Output all records precisely as written.

INPUT RECORDS
◇ ◇ ◇ ◇ ◇
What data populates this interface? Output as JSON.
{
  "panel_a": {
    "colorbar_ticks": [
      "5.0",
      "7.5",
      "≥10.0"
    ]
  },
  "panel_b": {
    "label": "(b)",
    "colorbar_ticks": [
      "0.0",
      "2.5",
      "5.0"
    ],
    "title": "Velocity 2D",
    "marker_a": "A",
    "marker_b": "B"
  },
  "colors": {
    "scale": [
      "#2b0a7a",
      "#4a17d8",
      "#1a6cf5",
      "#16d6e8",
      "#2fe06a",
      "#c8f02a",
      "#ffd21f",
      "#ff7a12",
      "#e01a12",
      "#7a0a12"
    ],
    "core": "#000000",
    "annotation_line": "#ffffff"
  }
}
◇ ◇ ◇ ◇ ◇
RESULT FOR THIS TASK
What data populates this interface? Output as JSON.
{
  "panel_a": {
    "colorbar_ticks": [
      "5.0",
      "7.5",
      "≥10.0"
    ]
  },
  "panel_b": {
    "label": "(b)",
    "colorbar_ticks": [
      "0.0",
      "2.5",
      "5.0"
    ],
    "title": "Velocity 2D",
    "marker_a": "A",
    "marker_b": "B"
  },
  "colors": {
    "scale": [
      "#2b0a7a",
      "#4a17d8",
      "#1a6cf5",
      "#16d6e8",
      "#2fe06a",
      "#c8f02a",
      "#ffd21f",
      "#ff7a12",
      "#e01a12",
      "#7a0a12"
    ],
    "core": "#000000",
    "annotation_line": "#ffffff"
  }
}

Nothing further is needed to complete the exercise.